What you have to do:
Set out every line bearing the string "name".
....
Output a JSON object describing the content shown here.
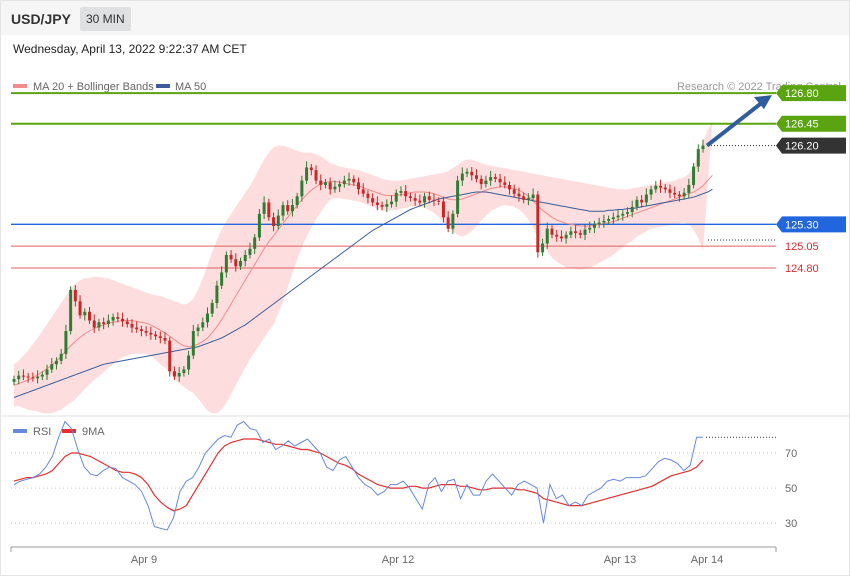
{
  "header": {
    "symbol": "USD/JPY",
    "timeframe": "30 MIN"
  },
  "timestamp": "Wednesday, April 13, 2022 9:22:37 AM CET",
  "credit": "Research © 2022 Trading Central",
  "colors": {
    "ma20": "#f28b8b",
    "ma50": "#3a5c9c",
    "band": "#fdd9d9",
    "up": "#2f7d32",
    "down": "#c62828",
    "green_level": "#5aa50f",
    "blue_level": "#2266dd",
    "red_level": "#e06060",
    "rsi": "#6688dd",
    "rsi_ma": "#e03030"
  },
  "chart_data": [
    {
      "type": "candlestick",
      "legend": [
        {
          "name": "MA 20 + Bollinger Bands",
          "color": "#f28b8b"
        },
        {
          "name": "MA 50",
          "color": "#3a5c9c"
        }
      ],
      "x_ticks": [
        "Apr 9",
        "Apr 12",
        "Apr 13",
        "Apr 14"
      ],
      "ylim": [
        123.2,
        126.95
      ],
      "levels": [
        {
          "value": 126.8,
          "label": "126.80",
          "style": "resistance"
        },
        {
          "value": 126.45,
          "label": "126.45",
          "style": "resistance"
        },
        {
          "value": 126.2,
          "label": "126.20",
          "style": "last"
        },
        {
          "value": 125.3,
          "label": "125.30",
          "style": "pivot"
        },
        {
          "value": 125.05,
          "label": "125.05",
          "style": "support"
        },
        {
          "value": 124.8,
          "label": "124.80",
          "style": "support"
        }
      ],
      "closes": [
        123.53,
        123.57,
        123.56,
        123.55,
        123.54,
        123.56,
        123.58,
        123.64,
        123.7,
        123.74,
        123.82,
        124.08,
        124.55,
        124.42,
        124.26,
        124.3,
        124.2,
        124.12,
        124.18,
        124.16,
        124.2,
        124.24,
        124.22,
        124.19,
        124.16,
        124.12,
        124.1,
        124.08,
        124.06,
        124.04,
        124.02,
        124.0,
        123.97,
        123.62,
        123.56,
        123.6,
        123.64,
        123.8,
        124.08,
        124.12,
        124.18,
        124.28,
        124.4,
        124.6,
        124.75,
        124.95,
        124.9,
        124.82,
        124.88,
        124.95,
        125.02,
        125.15,
        125.42,
        125.55,
        125.38,
        125.28,
        125.4,
        125.52,
        125.45,
        125.52,
        125.62,
        125.8,
        125.95,
        125.92,
        125.8,
        125.75,
        125.78,
        125.7,
        125.73,
        125.76,
        125.8,
        125.82,
        125.78,
        125.7,
        125.65,
        125.6,
        125.55,
        125.52,
        125.5,
        125.53,
        125.56,
        125.66,
        125.68,
        125.62,
        125.6,
        125.57,
        125.55,
        125.62,
        125.58,
        125.57,
        125.56,
        125.38,
        125.25,
        125.42,
        125.8,
        125.88,
        125.9,
        125.86,
        125.82,
        125.76,
        125.8,
        125.84,
        125.82,
        125.78,
        125.75,
        125.7,
        125.65,
        125.62,
        125.58,
        125.6,
        125.64,
        124.98,
        125.08,
        125.25,
        125.18,
        125.16,
        125.14,
        125.18,
        125.22,
        125.2,
        125.18,
        125.24,
        125.26,
        125.3,
        125.32,
        125.34,
        125.36,
        125.38,
        125.4,
        125.42,
        125.44,
        125.5,
        125.58,
        125.55,
        125.64,
        125.7,
        125.74,
        125.72,
        125.7,
        125.66,
        125.64,
        125.62,
        125.66,
        125.75,
        125.96,
        126.16,
        126.2
      ],
      "ma50": [
        123.32,
        123.34,
        123.36,
        123.38,
        123.4,
        123.42,
        123.44,
        123.46,
        123.48,
        123.5,
        123.52,
        123.54,
        123.56,
        123.58,
        123.6,
        123.62,
        123.64,
        123.66,
        123.68,
        123.7,
        123.71,
        123.72,
        123.73,
        123.74,
        123.75,
        123.76,
        123.77,
        123.78,
        123.79,
        123.8,
        123.81,
        123.82,
        123.83,
        123.84,
        123.85,
        123.86,
        123.87,
        123.88,
        123.89,
        123.9,
        123.92,
        123.94,
        123.96,
        123.98,
        124.0,
        124.03,
        124.06,
        124.09,
        124.12,
        124.15,
        124.19,
        124.23,
        124.27,
        124.31,
        124.35,
        124.39,
        124.43,
        124.47,
        124.51,
        124.55,
        124.59,
        124.63,
        124.67,
        124.71,
        124.75,
        124.79,
        124.83,
        124.87,
        124.91,
        124.95,
        124.99,
        125.03,
        125.07,
        125.11,
        125.15,
        125.19,
        125.23,
        125.26,
        125.29,
        125.32,
        125.35,
        125.38,
        125.41,
        125.44,
        125.47,
        125.49,
        125.51,
        125.53,
        125.55,
        125.57,
        125.59,
        125.6,
        125.61,
        125.62,
        125.63,
        125.64,
        125.65,
        125.66,
        125.67,
        125.67,
        125.67,
        125.66,
        125.65,
        125.64,
        125.63,
        125.62,
        125.61,
        125.6,
        125.59,
        125.58,
        125.57,
        125.56,
        125.55,
        125.54,
        125.53,
        125.52,
        125.51,
        125.5,
        125.49,
        125.48,
        125.47,
        125.46,
        125.45,
        125.45,
        125.45,
        125.45,
        125.46,
        125.46,
        125.47,
        125.47,
        125.48,
        125.48,
        125.49,
        125.5,
        125.51,
        125.52,
        125.53,
        125.54,
        125.55,
        125.56,
        125.57,
        125.58,
        125.59,
        125.6,
        125.61,
        125.63,
        125.65,
        125.67,
        125.7
      ],
      "ma20": [
        123.46,
        123.48,
        123.5,
        123.52,
        123.55,
        123.58,
        123.61,
        123.65,
        123.69,
        123.74,
        123.79,
        123.85,
        123.91,
        123.96,
        124.01,
        124.05,
        124.08,
        124.11,
        124.13,
        124.15,
        124.17,
        124.18,
        124.19,
        124.2,
        124.2,
        124.2,
        124.19,
        124.18,
        124.17,
        124.15,
        124.12,
        124.09,
        124.06,
        124.02,
        123.98,
        123.94,
        123.91,
        123.9,
        123.91,
        123.93,
        123.96,
        124.0,
        124.06,
        124.13,
        124.21,
        124.3,
        124.39,
        124.48,
        124.57,
        124.66,
        124.75,
        124.84,
        124.93,
        125.02,
        125.1,
        125.17,
        125.24,
        125.31,
        125.38,
        125.45,
        125.52,
        125.58,
        125.64,
        125.69,
        125.73,
        125.76,
        125.78,
        125.79,
        125.79,
        125.78,
        125.77,
        125.76,
        125.75,
        125.74,
        125.72,
        125.7,
        125.68,
        125.66,
        125.64,
        125.63,
        125.63,
        125.63,
        125.64,
        125.65,
        125.66,
        125.67,
        125.67,
        125.67,
        125.66,
        125.65,
        125.63,
        125.61,
        125.59,
        125.58,
        125.58,
        125.59,
        125.61,
        125.63,
        125.65,
        125.67,
        125.69,
        125.71,
        125.72,
        125.73,
        125.73,
        125.72,
        125.71,
        125.69,
        125.66,
        125.62,
        125.57,
        125.51,
        125.46,
        125.42,
        125.38,
        125.35,
        125.33,
        125.31,
        125.3,
        125.29,
        125.28,
        125.28,
        125.28,
        125.29,
        125.3,
        125.31,
        125.32,
        125.33,
        125.35,
        125.37,
        125.39,
        125.41,
        125.43,
        125.45,
        125.47,
        125.49,
        125.51,
        125.53,
        125.55,
        125.57,
        125.59,
        125.61,
        125.63,
        125.65,
        125.67,
        125.7,
        125.74,
        125.8,
        125.86
      ],
      "bb_upper": [
        123.7,
        123.74,
        123.8,
        123.86,
        123.93,
        124.0,
        124.08,
        124.16,
        124.24,
        124.32,
        124.4,
        124.48,
        124.56,
        124.62,
        124.66,
        124.68,
        124.69,
        124.7,
        124.7,
        124.69,
        124.68,
        124.66,
        124.64,
        124.62,
        124.6,
        124.58,
        124.56,
        124.54,
        124.52,
        124.5,
        124.49,
        124.48,
        124.46,
        124.44,
        124.42,
        124.4,
        124.38,
        124.4,
        124.45,
        124.55,
        124.68,
        124.83,
        124.98,
        125.12,
        125.24,
        125.34,
        125.42,
        125.5,
        125.58,
        125.66,
        125.74,
        125.84,
        125.94,
        126.04,
        126.12,
        126.18,
        126.2,
        126.2,
        126.18,
        126.16,
        126.14,
        126.12,
        126.12,
        126.12,
        126.1,
        126.08,
        126.04,
        126.0,
        125.98,
        125.96,
        125.95,
        125.94,
        125.93,
        125.92,
        125.9,
        125.88,
        125.86,
        125.84,
        125.82,
        125.81,
        125.8,
        125.8,
        125.8,
        125.81,
        125.82,
        125.83,
        125.84,
        125.85,
        125.86,
        125.87,
        125.88,
        125.89,
        125.91,
        125.94,
        125.98,
        126.02,
        126.04,
        126.04,
        126.02,
        126.0,
        125.98,
        125.97,
        125.96,
        125.95,
        125.94,
        125.93,
        125.92,
        125.91,
        125.9,
        125.89,
        125.88,
        125.87,
        125.86,
        125.85,
        125.84,
        125.83,
        125.82,
        125.81,
        125.8,
        125.79,
        125.78,
        125.77,
        125.76,
        125.75,
        125.74,
        125.73,
        125.72,
        125.71,
        125.7,
        125.7,
        125.7,
        125.71,
        125.72,
        125.73,
        125.74,
        125.75,
        125.76,
        125.77,
        125.78,
        125.79,
        125.8,
        125.82,
        125.84,
        125.88,
        125.96,
        126.1,
        126.24,
        126.38,
        126.48
      ],
      "bb_lower": [
        123.22,
        123.22,
        123.2,
        123.18,
        123.17,
        123.16,
        123.14,
        123.14,
        123.14,
        123.16,
        123.18,
        123.22,
        123.26,
        123.3,
        123.36,
        123.42,
        123.47,
        123.52,
        123.56,
        123.61,
        123.66,
        123.7,
        123.74,
        123.78,
        123.8,
        123.82,
        123.82,
        123.82,
        123.82,
        123.8,
        123.75,
        123.7,
        123.66,
        123.6,
        123.54,
        123.48,
        123.44,
        123.4,
        123.37,
        123.31,
        123.24,
        123.17,
        123.14,
        123.14,
        123.18,
        123.26,
        123.36,
        123.46,
        123.56,
        123.66,
        123.76,
        123.84,
        123.92,
        124.0,
        124.08,
        124.16,
        124.28,
        124.42,
        124.58,
        124.74,
        124.9,
        125.04,
        125.16,
        125.26,
        125.36,
        125.44,
        125.52,
        125.58,
        125.6,
        125.6,
        125.59,
        125.58,
        125.57,
        125.56,
        125.54,
        125.52,
        125.5,
        125.48,
        125.46,
        125.45,
        125.46,
        125.46,
        125.48,
        125.49,
        125.5,
        125.51,
        125.5,
        125.49,
        125.46,
        125.43,
        125.38,
        125.33,
        125.27,
        125.22,
        125.18,
        125.16,
        125.18,
        125.22,
        125.28,
        125.34,
        125.4,
        125.45,
        125.48,
        125.51,
        125.52,
        125.51,
        125.5,
        125.47,
        125.42,
        125.35,
        125.26,
        125.15,
        125.06,
        124.99,
        124.92,
        124.87,
        124.84,
        124.81,
        124.8,
        124.79,
        124.78,
        124.79,
        124.8,
        124.83,
        124.86,
        124.89,
        124.92,
        124.95,
        125.0,
        125.03,
        125.08,
        125.11,
        125.16,
        125.19,
        125.22,
        125.25,
        125.26,
        125.27,
        125.28,
        125.29,
        125.3,
        125.31,
        125.32,
        125.3,
        125.24,
        125.14,
        125.0,
        124.9
      ]
    },
    {
      "type": "line",
      "legend": [
        {
          "name": "RSI",
          "color": "#6688dd"
        },
        {
          "name": "9MA",
          "color": "#e03030"
        }
      ],
      "y_ticks": [
        30,
        50,
        70
      ],
      "ylim": [
        17.5,
        90
      ],
      "last_value": 79,
      "rsi": [
        52,
        54,
        55,
        56,
        58,
        62,
        68,
        79,
        88,
        84,
        72,
        62,
        58,
        57,
        60,
        62,
        61,
        56,
        54,
        52,
        48,
        40,
        28,
        27,
        26,
        33,
        48,
        54,
        56,
        62,
        70,
        74,
        78,
        80,
        79,
        86,
        88,
        84,
        83,
        76,
        78,
        72,
        74,
        77,
        74,
        76,
        78,
        74,
        70,
        62,
        60,
        66,
        68,
        62,
        56,
        52,
        50,
        46,
        48,
        52,
        52,
        54,
        50,
        44,
        38,
        52,
        56,
        48,
        54,
        55,
        44,
        52,
        46,
        46,
        54,
        58,
        54,
        50,
        46,
        52,
        54,
        52,
        50,
        30,
        52,
        44,
        46,
        40,
        42,
        40,
        46,
        48,
        50,
        54,
        55,
        54,
        56,
        56,
        56,
        57,
        61,
        65,
        67,
        66,
        64,
        60,
        63,
        79,
        79
      ],
      "rsi_ma": [
        54,
        55,
        56,
        56,
        57,
        58,
        60,
        64,
        68,
        70,
        70,
        69,
        68,
        66,
        64,
        62,
        60,
        59,
        59,
        58,
        56,
        52,
        46,
        42,
        39,
        37,
        38,
        40,
        46,
        52,
        58,
        64,
        70,
        74,
        76,
        77,
        78,
        78,
        78,
        77,
        76,
        75,
        75,
        74,
        73,
        72,
        72,
        71,
        70,
        68,
        66,
        64,
        63,
        61,
        58,
        56,
        54,
        52,
        51,
        50,
        50,
        50,
        51,
        51,
        50,
        50,
        51,
        52,
        52,
        52,
        51,
        51,
        50,
        49,
        49,
        50,
        50,
        50,
        50,
        49,
        49,
        48,
        47,
        44,
        43,
        42,
        41,
        40,
        40,
        40,
        41,
        42,
        43,
        44,
        45,
        46,
        47,
        48,
        49,
        50,
        51,
        53,
        55,
        57,
        58,
        59,
        60,
        62,
        66
      ]
    }
  ]
}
....
Answer for the task:
          "name": "MA 20 + Bollinger Bands",
          "name": "MA 50",
          "name": "RSI",
          "name": "9MA",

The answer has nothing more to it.